**Records**
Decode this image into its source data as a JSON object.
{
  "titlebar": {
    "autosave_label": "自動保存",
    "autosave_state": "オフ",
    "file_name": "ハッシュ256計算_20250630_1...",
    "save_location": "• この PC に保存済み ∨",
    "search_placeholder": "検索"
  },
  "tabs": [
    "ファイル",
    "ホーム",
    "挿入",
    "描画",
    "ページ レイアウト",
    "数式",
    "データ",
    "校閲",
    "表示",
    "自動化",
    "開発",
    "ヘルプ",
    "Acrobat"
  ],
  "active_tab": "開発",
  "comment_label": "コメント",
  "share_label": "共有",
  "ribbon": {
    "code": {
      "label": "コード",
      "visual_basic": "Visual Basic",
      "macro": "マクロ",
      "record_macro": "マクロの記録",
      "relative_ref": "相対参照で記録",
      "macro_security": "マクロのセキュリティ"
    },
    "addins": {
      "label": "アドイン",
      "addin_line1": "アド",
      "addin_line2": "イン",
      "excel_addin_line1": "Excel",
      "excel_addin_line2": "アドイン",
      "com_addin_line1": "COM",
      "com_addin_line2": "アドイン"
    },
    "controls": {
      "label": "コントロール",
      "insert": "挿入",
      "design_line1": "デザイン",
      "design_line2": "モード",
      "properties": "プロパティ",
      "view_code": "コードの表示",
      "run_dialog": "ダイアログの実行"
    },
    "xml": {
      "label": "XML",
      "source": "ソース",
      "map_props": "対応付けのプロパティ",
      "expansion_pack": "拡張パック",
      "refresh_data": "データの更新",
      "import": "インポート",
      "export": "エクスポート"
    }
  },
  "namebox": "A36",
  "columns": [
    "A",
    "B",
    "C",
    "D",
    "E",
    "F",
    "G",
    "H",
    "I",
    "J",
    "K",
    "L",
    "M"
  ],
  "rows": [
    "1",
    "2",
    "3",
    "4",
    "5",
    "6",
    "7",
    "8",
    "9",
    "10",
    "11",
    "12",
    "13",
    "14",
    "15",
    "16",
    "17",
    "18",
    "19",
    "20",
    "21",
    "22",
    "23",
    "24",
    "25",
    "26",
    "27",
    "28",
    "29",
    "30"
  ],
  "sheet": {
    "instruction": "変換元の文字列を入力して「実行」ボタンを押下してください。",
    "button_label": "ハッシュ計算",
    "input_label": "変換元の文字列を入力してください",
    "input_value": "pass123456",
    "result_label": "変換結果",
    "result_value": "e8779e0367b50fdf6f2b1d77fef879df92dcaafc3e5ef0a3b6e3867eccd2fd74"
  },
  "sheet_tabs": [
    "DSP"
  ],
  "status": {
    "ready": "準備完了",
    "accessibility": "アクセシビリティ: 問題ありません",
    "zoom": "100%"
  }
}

**Problem details**
Copy all the lines, exactly.

**Output of the exercise**
Decode this image into its source data as a JSON object.
{
  "titlebar": {
    "autosave_label": "自動保存",
    "autosave_state": "オフ",
    "file_name": "ハッシュ256計算_20250630_1...",
    "save_location": "• この PC に保存済み ∨",
    "search_placeholder": "検索"
  },
  "tabs": [
    "ファイル",
    "ホーム",
    "挿入",
    "描画",
    "ページ レイアウト",
    "数式",
    "データ",
    "校閲",
    "表示",
    "自動化",
    "開発",
    "ヘルプ",
    "Acrobat"
  ],
  "active_tab": "開発",
  "comment_label": "コメント",
  "share_label": "共有",
  "ribbon": {
    "code": {
      "label": "コード",
      "visual_basic": "Visual Basic",
      "macro": "マクロ",
      "record_macro": "マクロの記録",
      "relative_ref": "相対参照で記録",
      "macro_security": "マクロのセキュリティ"
    },
    "addins": {
      "label": "アドイン",
      "addin_line1": "アド",
      "addin_line2": "イン",
      "excel_addin_line1": "Excel",
      "excel_addin_line2": "アドイン",
      "com_addin_line1": "COM",
      "com_addin_line2": "アドイン"
    },
    "controls": {
      "label": "コントロール",
      "insert": "挿入",
      "design_line1": "デザイン",
      "design_line2": "モード",
      "properties": "プロパティ",
      "view_code": "コードの表示",
      "run_dialog": "ダイアログの実行"
    },
    "xml": {
      "label": "XML",
      "source": "ソース",
      "map_props": "対応付けのプロパティ",
      "expansion_pack": "拡張パック",
      "refresh_data": "データの更新",
      "import": "インポート",
      "export": "エクスポート"
    }
  },
  "namebox": "A36",
  "columns": [
    "A",
    "B",
    "C",
    "D",
    "E",
    "F",
    "G",
    "H",
    "I",
    "J",
    "K",
    "L",
    "M"
  ],
  "rows": [
    "1",
    "2",
    "3",
    "4",
    "5",
    "6",
    "7",
    "8",
    "9",
    "10",
    "11",
    "12",
    "13",
    "14",
    "15",
    "16",
    "17",
    "18",
    "19",
    "20",
    "21",
    "22",
    "23",
    "24",
    "25",
    "26",
    "27",
    "28",
    "29",
    "30"
  ],
  "sheet": {
    "instruction": "変換元の文字列を入力して「実行」ボタンを押下してください。",
    "button_label": "ハッシュ計算",
    "input_label": "変換元の文字列を入力してください",
    "input_value": "pass123456",
    "result_label": "変換結果",
    "result_value": "e8779e0367b50fdf6f2b1d77fef879df92dcaafc3e5ef0a3b6e3867eccd2fd74"
  },
  "sheet_tabs": [
    "DSP"
  ],
  "status": {
    "ready": "準備完了",
    "accessibility": "アクセシビリティ: 問題ありません",
    "zoom": "100%"
  }
}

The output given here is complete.